Extract every line that includes the string "nmånad".

▸ **Material to process**:
+++++

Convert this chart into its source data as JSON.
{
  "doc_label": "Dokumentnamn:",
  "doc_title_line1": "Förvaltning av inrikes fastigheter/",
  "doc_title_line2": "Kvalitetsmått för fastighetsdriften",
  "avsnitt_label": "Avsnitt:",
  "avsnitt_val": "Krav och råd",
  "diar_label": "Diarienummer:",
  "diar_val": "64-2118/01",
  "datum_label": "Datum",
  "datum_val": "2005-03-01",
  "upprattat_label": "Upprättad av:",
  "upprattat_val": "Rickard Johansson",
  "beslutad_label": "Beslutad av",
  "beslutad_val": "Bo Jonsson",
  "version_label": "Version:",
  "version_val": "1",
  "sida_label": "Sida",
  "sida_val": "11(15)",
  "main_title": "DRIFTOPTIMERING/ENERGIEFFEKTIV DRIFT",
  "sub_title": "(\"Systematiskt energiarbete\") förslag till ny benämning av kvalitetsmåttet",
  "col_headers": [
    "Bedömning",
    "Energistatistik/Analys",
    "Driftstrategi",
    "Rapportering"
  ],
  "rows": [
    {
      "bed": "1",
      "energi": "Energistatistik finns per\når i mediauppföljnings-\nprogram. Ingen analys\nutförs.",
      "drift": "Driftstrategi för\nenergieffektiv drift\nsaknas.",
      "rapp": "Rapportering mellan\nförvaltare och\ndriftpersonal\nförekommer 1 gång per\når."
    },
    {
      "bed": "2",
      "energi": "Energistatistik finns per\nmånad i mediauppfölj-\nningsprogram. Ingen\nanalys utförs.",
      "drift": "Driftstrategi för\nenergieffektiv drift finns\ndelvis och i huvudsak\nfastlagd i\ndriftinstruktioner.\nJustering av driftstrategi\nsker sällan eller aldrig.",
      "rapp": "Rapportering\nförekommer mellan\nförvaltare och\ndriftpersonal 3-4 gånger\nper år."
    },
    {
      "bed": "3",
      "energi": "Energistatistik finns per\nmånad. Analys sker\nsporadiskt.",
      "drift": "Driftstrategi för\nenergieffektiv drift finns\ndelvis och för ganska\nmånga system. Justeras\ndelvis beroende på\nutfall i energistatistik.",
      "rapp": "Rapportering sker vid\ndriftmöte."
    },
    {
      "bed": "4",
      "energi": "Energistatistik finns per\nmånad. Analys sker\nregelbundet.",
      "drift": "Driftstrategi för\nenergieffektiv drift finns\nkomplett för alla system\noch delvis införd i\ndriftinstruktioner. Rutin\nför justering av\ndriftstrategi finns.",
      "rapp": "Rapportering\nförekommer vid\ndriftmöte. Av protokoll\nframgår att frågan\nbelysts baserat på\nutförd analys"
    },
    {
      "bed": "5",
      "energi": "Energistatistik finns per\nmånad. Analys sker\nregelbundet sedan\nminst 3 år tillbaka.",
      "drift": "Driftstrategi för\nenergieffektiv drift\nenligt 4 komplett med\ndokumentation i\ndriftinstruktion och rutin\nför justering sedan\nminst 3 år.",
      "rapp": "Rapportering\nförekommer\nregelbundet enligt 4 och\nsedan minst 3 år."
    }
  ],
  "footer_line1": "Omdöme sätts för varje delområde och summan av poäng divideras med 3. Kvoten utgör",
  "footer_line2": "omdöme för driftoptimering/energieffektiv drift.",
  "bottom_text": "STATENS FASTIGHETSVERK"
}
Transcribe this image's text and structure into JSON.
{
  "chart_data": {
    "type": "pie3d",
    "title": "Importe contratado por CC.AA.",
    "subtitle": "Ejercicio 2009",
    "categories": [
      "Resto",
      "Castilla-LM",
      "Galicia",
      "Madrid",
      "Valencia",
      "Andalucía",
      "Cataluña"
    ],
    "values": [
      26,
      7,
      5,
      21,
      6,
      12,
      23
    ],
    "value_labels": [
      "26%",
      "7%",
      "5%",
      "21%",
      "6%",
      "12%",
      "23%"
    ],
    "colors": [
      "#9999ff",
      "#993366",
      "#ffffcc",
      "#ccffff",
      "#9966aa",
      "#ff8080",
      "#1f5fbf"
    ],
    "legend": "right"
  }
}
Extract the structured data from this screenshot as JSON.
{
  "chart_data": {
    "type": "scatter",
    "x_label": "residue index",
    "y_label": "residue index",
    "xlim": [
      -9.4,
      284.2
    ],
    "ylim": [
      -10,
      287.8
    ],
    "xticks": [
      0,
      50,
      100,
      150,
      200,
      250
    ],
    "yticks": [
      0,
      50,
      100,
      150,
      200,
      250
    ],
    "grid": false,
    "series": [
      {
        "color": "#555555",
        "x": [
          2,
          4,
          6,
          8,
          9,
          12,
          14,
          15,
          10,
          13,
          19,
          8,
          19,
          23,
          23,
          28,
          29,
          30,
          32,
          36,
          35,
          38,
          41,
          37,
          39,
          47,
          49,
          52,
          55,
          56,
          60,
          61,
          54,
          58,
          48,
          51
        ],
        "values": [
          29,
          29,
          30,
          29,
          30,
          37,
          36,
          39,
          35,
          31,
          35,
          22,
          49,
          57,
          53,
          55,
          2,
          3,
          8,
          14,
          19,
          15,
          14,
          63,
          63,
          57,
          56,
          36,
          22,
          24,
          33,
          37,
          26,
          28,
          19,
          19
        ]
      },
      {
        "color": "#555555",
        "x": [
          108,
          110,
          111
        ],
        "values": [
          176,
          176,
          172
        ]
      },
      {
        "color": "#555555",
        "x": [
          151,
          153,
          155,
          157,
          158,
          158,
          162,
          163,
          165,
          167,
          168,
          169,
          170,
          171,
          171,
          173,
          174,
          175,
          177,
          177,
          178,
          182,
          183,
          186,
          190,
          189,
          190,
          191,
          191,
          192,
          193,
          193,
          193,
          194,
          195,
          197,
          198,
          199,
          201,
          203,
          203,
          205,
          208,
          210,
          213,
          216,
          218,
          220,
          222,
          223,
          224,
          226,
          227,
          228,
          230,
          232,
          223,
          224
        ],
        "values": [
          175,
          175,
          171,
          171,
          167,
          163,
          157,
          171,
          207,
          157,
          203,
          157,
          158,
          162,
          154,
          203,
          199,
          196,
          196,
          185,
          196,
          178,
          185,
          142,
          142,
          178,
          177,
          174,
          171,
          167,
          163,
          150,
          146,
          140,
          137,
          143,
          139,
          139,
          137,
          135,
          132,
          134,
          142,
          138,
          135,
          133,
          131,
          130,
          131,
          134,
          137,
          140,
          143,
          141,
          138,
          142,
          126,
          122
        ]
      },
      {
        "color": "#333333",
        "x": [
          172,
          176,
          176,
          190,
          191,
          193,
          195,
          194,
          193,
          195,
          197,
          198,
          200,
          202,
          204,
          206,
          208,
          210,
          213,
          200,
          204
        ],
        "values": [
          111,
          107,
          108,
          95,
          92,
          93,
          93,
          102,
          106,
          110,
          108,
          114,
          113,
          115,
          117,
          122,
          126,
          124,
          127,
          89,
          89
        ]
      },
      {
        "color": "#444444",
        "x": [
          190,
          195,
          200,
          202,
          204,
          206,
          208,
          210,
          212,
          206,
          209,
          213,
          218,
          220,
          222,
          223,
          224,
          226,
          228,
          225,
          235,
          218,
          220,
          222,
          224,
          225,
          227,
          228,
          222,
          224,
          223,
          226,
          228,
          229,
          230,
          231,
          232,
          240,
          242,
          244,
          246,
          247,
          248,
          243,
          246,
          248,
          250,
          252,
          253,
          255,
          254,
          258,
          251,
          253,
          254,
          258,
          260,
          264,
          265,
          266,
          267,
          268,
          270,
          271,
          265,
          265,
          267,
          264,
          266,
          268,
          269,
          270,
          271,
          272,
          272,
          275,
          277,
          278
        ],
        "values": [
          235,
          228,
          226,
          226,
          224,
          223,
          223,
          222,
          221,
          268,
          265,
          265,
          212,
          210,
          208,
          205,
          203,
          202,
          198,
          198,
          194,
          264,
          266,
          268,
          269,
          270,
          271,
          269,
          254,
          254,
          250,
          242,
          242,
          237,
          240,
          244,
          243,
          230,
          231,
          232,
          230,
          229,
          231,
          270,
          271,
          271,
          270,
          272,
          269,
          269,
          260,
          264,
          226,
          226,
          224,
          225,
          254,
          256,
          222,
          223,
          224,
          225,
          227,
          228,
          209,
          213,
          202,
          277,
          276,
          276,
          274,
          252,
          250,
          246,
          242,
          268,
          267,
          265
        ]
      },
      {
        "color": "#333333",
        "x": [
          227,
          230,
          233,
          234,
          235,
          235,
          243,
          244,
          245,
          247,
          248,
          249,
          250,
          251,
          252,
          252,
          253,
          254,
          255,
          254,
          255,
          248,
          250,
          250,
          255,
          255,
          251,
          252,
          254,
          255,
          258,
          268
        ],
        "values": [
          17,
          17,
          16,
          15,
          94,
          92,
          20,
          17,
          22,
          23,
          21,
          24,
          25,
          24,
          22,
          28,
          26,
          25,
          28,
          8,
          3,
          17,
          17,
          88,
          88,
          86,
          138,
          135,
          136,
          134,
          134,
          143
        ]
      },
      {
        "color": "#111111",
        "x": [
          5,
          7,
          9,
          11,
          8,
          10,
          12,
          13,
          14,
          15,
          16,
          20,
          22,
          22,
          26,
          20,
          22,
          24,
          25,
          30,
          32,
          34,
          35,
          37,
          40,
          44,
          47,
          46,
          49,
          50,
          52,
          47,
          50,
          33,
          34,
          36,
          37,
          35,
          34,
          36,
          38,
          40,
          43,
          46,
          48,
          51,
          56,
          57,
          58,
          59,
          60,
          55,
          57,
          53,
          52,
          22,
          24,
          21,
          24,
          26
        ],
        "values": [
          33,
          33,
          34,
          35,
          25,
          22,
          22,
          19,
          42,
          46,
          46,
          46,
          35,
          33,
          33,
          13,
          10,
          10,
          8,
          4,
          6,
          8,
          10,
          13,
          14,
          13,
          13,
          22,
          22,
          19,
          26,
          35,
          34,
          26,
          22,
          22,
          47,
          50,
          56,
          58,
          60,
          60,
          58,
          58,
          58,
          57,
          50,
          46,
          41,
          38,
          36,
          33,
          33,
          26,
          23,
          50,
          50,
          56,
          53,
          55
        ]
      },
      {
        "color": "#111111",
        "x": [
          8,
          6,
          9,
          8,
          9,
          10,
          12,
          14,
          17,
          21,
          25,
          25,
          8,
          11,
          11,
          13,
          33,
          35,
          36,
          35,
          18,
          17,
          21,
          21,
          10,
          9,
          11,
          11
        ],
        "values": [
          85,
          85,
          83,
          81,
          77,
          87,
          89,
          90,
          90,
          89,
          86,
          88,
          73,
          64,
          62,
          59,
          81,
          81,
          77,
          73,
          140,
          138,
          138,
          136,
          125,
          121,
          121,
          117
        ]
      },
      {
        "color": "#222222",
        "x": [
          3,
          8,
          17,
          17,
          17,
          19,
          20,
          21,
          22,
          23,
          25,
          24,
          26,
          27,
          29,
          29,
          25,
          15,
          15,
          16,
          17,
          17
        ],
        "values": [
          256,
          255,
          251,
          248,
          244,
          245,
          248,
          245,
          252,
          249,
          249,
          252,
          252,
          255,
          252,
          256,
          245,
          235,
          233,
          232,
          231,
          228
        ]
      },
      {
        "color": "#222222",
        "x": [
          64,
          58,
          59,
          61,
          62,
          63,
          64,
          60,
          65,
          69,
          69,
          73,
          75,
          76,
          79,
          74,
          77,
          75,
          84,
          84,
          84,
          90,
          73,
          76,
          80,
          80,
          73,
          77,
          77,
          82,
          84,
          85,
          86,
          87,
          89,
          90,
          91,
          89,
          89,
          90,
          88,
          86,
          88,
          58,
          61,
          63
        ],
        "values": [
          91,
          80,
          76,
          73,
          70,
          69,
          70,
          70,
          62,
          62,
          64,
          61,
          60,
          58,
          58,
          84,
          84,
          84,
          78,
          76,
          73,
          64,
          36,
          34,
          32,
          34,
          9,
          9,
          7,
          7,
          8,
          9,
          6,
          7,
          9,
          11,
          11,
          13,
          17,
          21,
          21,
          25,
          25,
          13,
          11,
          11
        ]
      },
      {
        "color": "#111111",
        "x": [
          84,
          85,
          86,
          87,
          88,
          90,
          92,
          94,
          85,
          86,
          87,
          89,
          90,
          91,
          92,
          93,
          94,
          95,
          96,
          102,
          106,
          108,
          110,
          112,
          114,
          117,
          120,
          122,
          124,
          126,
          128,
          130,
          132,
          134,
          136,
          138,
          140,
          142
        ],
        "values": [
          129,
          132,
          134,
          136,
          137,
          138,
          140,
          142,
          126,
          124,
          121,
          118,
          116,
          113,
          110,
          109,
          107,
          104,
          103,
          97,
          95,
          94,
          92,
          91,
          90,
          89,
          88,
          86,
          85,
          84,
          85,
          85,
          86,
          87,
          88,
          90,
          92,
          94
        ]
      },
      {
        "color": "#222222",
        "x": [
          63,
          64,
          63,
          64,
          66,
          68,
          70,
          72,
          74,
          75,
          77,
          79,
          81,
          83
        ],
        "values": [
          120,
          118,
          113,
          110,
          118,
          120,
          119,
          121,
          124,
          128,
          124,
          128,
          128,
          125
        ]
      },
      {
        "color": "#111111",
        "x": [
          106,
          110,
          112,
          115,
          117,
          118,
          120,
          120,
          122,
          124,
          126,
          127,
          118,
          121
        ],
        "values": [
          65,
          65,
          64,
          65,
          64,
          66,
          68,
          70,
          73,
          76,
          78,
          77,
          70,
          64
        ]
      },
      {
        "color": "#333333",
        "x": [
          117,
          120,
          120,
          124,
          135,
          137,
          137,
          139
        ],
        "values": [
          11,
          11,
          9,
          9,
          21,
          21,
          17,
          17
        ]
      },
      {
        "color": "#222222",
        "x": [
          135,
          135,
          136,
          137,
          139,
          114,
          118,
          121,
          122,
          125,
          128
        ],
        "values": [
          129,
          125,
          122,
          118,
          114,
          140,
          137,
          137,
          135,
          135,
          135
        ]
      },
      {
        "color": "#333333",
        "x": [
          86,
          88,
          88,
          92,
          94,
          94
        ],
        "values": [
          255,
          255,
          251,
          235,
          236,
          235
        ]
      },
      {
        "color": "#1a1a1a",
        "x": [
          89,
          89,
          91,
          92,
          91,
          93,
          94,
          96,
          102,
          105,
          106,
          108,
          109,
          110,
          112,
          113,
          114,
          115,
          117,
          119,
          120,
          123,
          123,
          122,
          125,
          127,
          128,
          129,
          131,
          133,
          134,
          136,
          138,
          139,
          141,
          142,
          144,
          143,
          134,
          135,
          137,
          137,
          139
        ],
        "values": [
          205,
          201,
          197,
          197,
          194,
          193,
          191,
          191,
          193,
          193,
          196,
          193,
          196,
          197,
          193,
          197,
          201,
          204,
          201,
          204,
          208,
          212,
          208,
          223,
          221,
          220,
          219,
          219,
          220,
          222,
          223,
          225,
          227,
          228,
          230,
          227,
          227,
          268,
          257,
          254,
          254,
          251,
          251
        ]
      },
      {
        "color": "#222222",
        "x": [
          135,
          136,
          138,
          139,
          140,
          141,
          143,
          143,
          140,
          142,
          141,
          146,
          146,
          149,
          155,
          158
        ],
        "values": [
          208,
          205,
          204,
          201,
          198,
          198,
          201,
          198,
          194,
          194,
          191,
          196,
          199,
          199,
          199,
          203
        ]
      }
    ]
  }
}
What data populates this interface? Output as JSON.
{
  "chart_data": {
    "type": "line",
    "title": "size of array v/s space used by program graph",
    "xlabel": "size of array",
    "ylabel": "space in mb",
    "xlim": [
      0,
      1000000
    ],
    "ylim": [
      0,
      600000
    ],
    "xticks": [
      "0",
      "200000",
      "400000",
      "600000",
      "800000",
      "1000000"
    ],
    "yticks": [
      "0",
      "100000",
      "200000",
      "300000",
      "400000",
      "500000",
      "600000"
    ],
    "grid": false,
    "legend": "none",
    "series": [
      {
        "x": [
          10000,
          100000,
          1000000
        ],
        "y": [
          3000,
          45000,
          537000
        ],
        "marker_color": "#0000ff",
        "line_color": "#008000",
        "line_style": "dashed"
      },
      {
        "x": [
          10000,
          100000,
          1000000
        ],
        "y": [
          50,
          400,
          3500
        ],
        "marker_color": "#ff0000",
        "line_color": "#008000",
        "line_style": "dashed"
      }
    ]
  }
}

+++++

▸ **Answer to this task**:
      "energi": "Energistatistik finns per\nmånad i mediauppfölj-\nningsprogram. Ingen\nanalys utförs.",
      "energi": "Energistatistik finns per\nmånad. Analys sker\nsporadiskt.",
      "energi": "Energistatistik finns per\nmånad. Analys sker\nregelbundet.",
      "energi": "Energistatistik finns per\nmånad. Analys sker\nregelbundet sedan\nminst 3 år tillbaka.",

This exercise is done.